_What needs to be done_
Return each line of the listing below, unchanged, and omit the images.

_Extracted data_
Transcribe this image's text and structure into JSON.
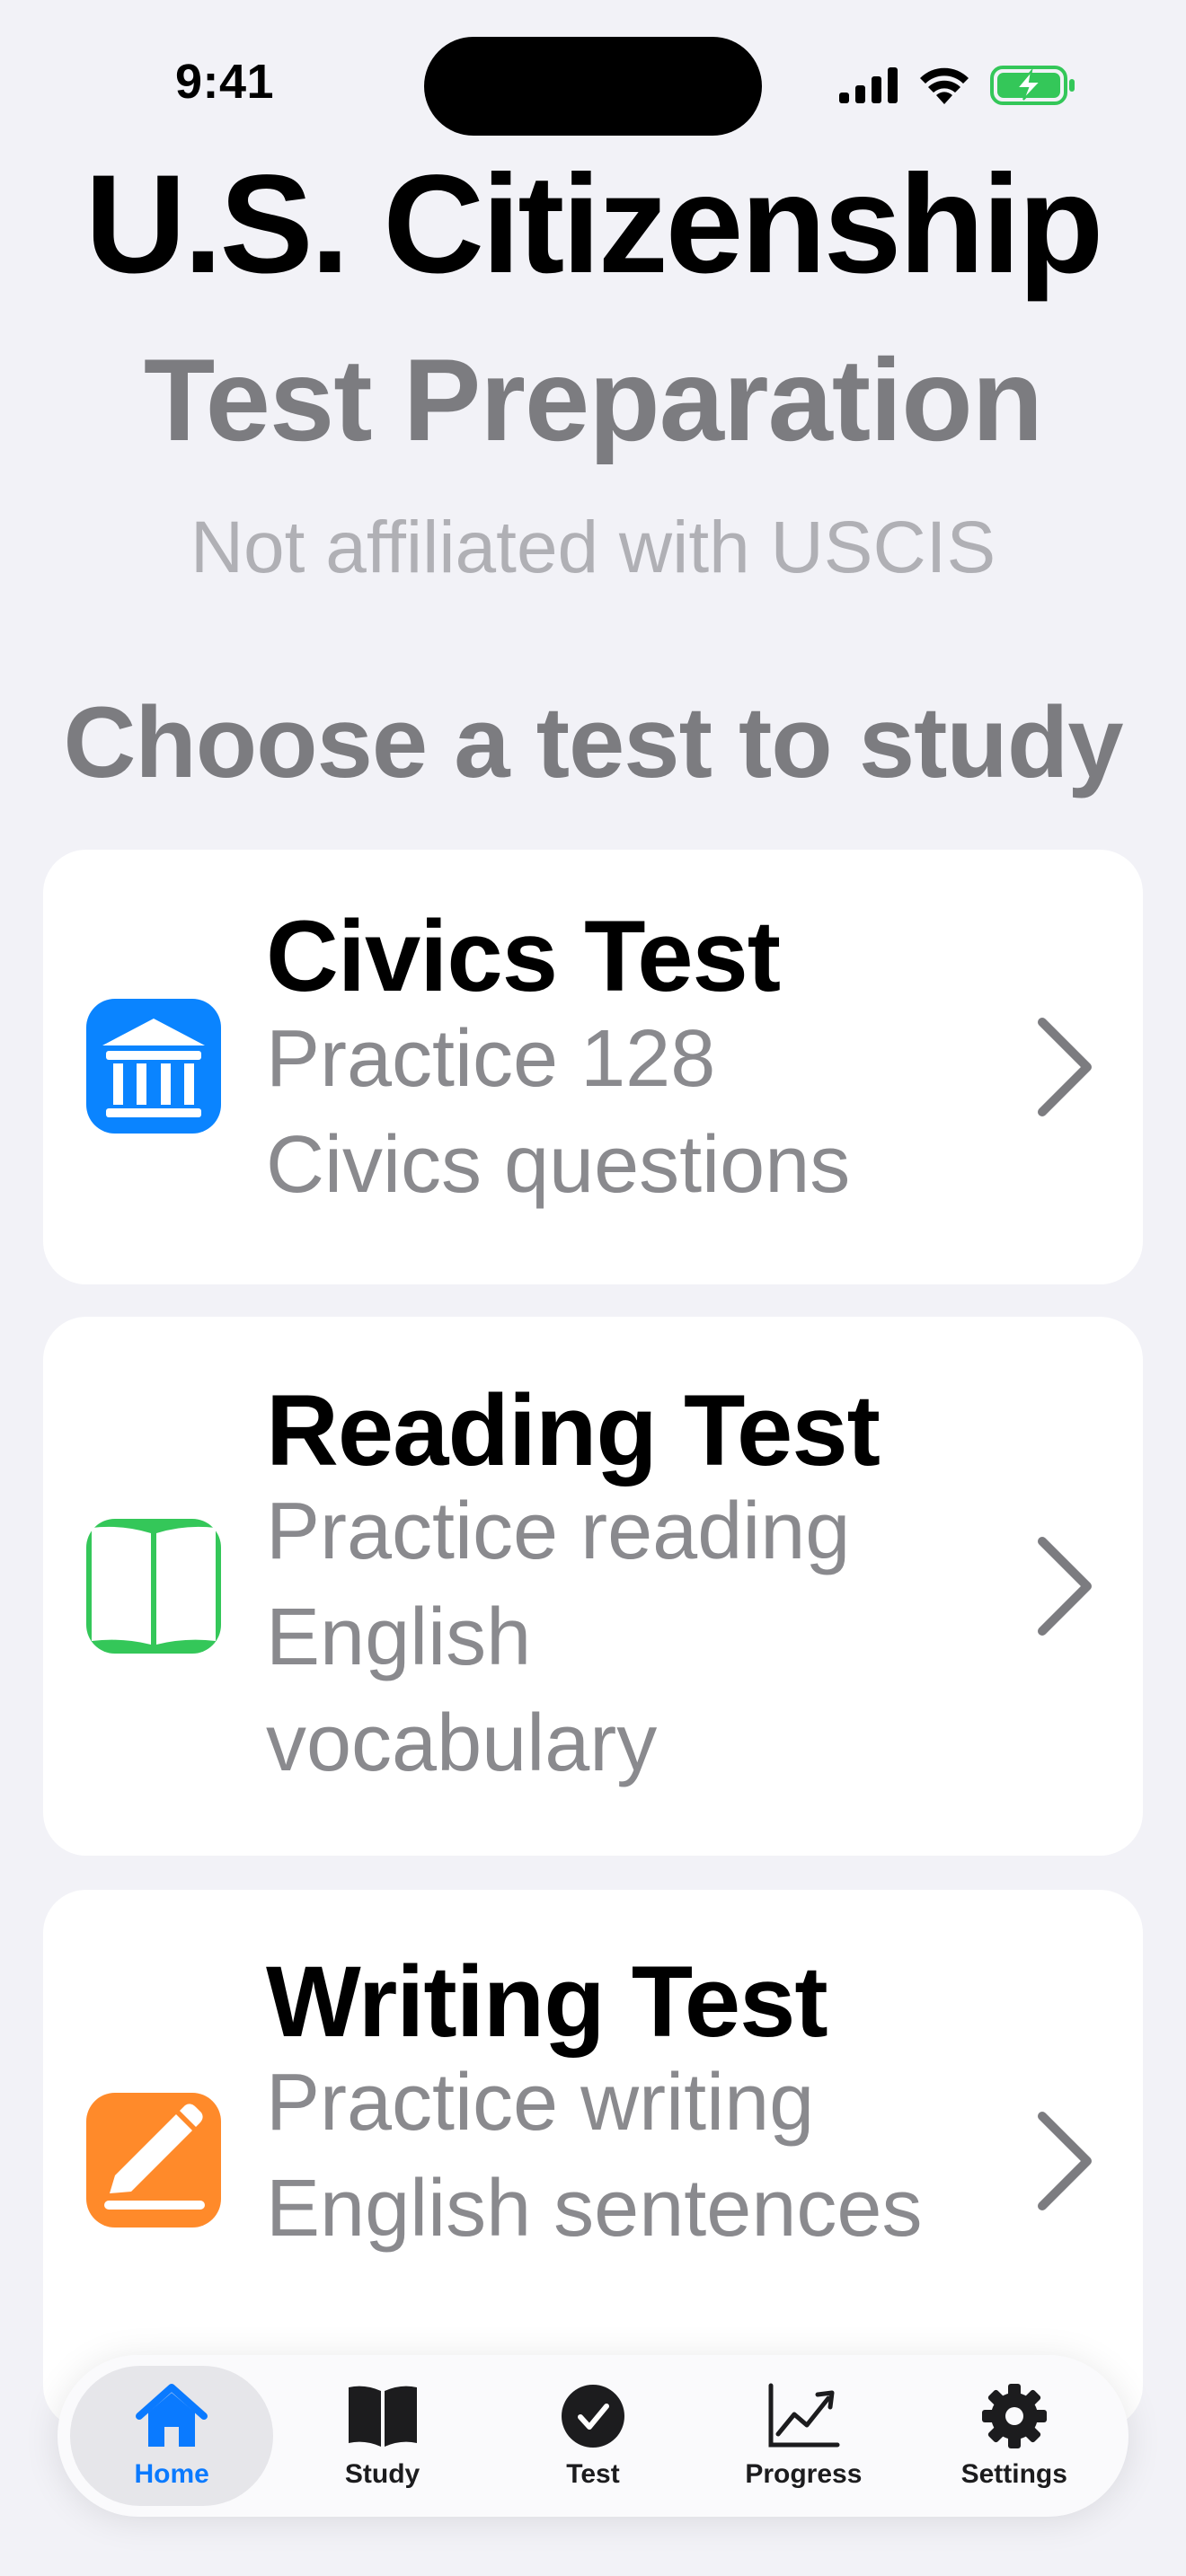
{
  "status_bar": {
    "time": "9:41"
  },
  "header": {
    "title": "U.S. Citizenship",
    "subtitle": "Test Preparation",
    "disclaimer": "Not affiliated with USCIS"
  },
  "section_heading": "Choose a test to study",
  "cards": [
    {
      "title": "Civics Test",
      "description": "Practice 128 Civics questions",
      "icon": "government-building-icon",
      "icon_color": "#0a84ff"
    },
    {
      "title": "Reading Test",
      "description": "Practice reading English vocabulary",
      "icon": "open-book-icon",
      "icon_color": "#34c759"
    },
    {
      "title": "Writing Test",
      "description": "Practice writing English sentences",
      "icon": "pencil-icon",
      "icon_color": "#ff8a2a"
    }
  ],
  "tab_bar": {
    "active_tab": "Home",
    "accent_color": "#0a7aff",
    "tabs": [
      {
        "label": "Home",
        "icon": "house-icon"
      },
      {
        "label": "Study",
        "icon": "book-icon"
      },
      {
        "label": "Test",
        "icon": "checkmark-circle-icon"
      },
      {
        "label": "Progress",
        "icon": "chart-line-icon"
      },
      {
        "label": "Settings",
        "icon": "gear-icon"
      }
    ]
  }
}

_Solution_
Transcribe this image's text and structure into JSON.
{
  "status_bar": {
    "time": "9:41"
  },
  "header": {
    "title": "U.S. Citizenship",
    "subtitle": "Test Preparation",
    "disclaimer": "Not affiliated with USCIS"
  },
  "section_heading": "Choose a test to study",
  "cards": [
    {
      "title": "Civics Test",
      "description": "Practice 128 Civics questions",
      "icon": "government-building-icon",
      "icon_color": "#0a84ff"
    },
    {
      "title": "Reading Test",
      "description": "Practice reading English vocabulary",
      "icon": "open-book-icon",
      "icon_color": "#34c759"
    },
    {
      "title": "Writing Test",
      "description": "Practice writing English sentences",
      "icon": "pencil-icon",
      "icon_color": "#ff8a2a"
    }
  ],
  "tab_bar": {
    "active_tab": "Home",
    "accent_color": "#0a7aff",
    "tabs": [
      {
        "label": "Home",
        "icon": "house-icon"
      },
      {
        "label": "Study",
        "icon": "book-icon"
      },
      {
        "label": "Test",
        "icon": "checkmark-circle-icon"
      },
      {
        "label": "Progress",
        "icon": "chart-line-icon"
      },
      {
        "label": "Settings",
        "icon": "gear-icon"
      }
    ]
  }
}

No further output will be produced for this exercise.